— START —

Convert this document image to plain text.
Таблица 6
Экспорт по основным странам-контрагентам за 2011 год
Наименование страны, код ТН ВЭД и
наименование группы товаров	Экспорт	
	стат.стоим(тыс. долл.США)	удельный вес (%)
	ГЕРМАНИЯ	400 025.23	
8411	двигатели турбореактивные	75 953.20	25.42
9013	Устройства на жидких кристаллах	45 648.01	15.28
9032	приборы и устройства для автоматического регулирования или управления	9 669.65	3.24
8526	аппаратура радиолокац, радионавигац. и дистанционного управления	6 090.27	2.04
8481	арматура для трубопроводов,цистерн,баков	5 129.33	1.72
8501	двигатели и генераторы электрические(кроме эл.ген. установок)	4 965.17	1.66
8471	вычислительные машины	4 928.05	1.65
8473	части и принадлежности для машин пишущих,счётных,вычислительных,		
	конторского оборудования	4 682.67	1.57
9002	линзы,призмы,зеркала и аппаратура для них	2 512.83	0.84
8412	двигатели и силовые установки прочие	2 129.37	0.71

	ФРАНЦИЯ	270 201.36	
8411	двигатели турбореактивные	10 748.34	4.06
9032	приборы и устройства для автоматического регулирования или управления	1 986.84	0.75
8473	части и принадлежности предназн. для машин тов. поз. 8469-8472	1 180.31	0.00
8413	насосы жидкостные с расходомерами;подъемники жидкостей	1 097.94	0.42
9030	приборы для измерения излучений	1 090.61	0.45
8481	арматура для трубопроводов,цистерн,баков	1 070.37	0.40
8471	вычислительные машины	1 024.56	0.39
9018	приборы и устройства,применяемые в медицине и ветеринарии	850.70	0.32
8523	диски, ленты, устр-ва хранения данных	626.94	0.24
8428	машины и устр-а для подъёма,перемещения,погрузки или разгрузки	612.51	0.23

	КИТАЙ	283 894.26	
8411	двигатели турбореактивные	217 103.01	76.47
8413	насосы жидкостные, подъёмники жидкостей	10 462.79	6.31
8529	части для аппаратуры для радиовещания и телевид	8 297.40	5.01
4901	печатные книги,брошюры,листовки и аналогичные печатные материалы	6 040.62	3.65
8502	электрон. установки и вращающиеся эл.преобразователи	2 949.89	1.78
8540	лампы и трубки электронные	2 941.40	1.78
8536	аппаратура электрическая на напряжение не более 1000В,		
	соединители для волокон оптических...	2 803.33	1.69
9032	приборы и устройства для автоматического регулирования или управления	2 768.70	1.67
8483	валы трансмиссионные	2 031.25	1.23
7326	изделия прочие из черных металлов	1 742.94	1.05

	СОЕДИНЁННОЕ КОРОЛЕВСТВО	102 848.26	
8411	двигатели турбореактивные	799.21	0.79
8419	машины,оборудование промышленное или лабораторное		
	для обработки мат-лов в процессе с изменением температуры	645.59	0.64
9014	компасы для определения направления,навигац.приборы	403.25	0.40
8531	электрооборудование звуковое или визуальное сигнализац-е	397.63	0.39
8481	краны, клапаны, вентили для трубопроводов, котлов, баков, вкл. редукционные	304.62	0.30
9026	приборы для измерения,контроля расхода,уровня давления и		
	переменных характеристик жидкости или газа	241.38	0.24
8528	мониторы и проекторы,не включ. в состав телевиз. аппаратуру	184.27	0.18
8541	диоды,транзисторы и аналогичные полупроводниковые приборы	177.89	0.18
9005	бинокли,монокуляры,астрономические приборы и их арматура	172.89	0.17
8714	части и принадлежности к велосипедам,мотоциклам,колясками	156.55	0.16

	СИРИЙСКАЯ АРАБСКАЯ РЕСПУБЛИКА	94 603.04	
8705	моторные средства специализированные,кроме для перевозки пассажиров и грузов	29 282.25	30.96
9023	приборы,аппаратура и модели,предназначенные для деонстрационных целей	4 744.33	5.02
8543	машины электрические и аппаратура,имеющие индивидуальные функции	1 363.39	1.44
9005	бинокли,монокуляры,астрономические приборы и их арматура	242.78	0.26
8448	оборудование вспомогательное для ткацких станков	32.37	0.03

— END —

● WHAT THE TASK REQUIRES: Each line above must be printed exactly as it appears.

● THE REPLY:
Convert this document image to plain text.
Таблица 6
Экспорт по основным странам-контрагентам за 2011 год
Наименование страны, код ТН ВЭД и
наименование группы товаров	Экспорт	
	стат.стоим(тыс. долл.США)	удельный вес (%)
	ГЕРМАНИЯ	400 025.23	
8411	двигатели турбореактивные	75 953.20	25.42
9013	Устройства на жидких кристаллах	45 648.01	15.28
9032	приборы и устройства для автоматического регулирования или управления	9 669.65	3.24
8526	аппаратура радиолокац, радионавигац. и дистанционного управления	6 090.27	2.04
8481	арматура для трубопроводов,цистерн,баков	5 129.33	1.72
8501	двигатели и генераторы электрические(кроме эл.ген. установок)	4 965.17	1.66
8471	вычислительные машины	4 928.05	1.65
8473	части и принадлежности для машин пишущих,счётных,вычислительных,		
	конторского оборудования	4 682.67	1.57
9002	линзы,призмы,зеркала и аппаратура для них	2 512.83	0.84
8412	двигатели и силовые установки прочие	2 129.37	0.71

	ФРАНЦИЯ	270 201.36	
8411	двигатели турбореактивные	10 748.34	4.06
9032	приборы и устройства для автоматического регулирования или управления	1 986.84	0.75
8473	части и принадлежности предназн. для машин тов. поз. 8469-8472	1 180.31	0.00
8413	насосы жидкостные с расходомерами;подъемники жидкостей	1 097.94	0.42
9030	приборы для измерения излучений	1 090.61	0.45
8481	арматура для трубопроводов,цистерн,баков	1 070.37	0.40
8471	вычислительные машины	1 024.56	0.39
9018	приборы и устройства,применяемые в медицине и ветеринарии	850.70	0.32
8523	диски, ленты, устр-ва хранения данных	626.94	0.24
8428	машины и устр-а для подъёма,перемещения,погрузки или разгрузки	612.51	0.23

	КИТАЙ	283 894.26	
8411	двигатели турбореактивные	217 103.01	76.47
8413	насосы жидкостные, подъёмники жидкостей	10 462.79	6.31
8529	части для аппаратуры для радиовещания и телевид	8 297.40	5.01
4901	печатные книги,брошюры,листовки и аналогичные печатные материалы	6 040.62	3.65
8502	электрон. установки и вращающиеся эл.преобразователи	2 949.89	1.78
8540	лампы и трубки электронные	2 941.40	1.78
8536	аппаратура электрическая на напряжение не более 1000В,		
	соединители для волокон оптических...	2 803.33	1.69
9032	приборы и устройства для автоматического регулирования или управления	2 768.70	1.67
8483	валы трансмиссионные	2 031.25	1.23
7326	изделия прочие из черных металлов	1 742.94	1.05

	СОЕДИНЁННОЕ КОРОЛЕВСТВО	102 848.26	
8411	двигатели турбореактивные	799.21	0.79
8419	машины,оборудование промышленное или лабораторное		
	для обработки мат-лов в процессе с изменением температуры	645.59	0.64
9014	компасы для определения направления,навигац.приборы	403.25	0.40
8531	электрооборудование звуковое или визуальное сигнализац-е	397.63	0.39
8481	краны, клапаны, вентили для трубопроводов, котлов, баков, вкл. редукционные	304.62	0.30
9026	приборы для измерения,контроля расхода,уровня давления и		
	переменных характеристик жидкости или газа	241.38	0.24
8528	мониторы и проекторы,не включ. в состав телевиз. аппаратуру	184.27	0.18
8541	диоды,транзисторы и аналогичные полупроводниковые приборы	177.89	0.18
9005	бинокли,монокуляры,астрономические приборы и их арматура	172.89	0.17
8714	части и принадлежности к велосипедам,мотоциклам,колясками	156.55	0.16

	СИРИЙСКАЯ АРАБСКАЯ РЕСПУБЛИКА	94 603.04	
8705	моторные средства специализированные,кроме для перевозки пассажиров и грузов	29 282.25	30.96
9023	приборы,аппаратура и модели,предназначенные для деонстрационных целей	4 744.33	5.02
8543	машины электрические и аппаратура,имеющие индивидуальные функции	1 363.39	1.44
9005	бинокли,монокуляры,астрономические приборы и их арматура	242.78	0.26
8448	оборудование вспомогательное для ткацких станков	32.37	0.03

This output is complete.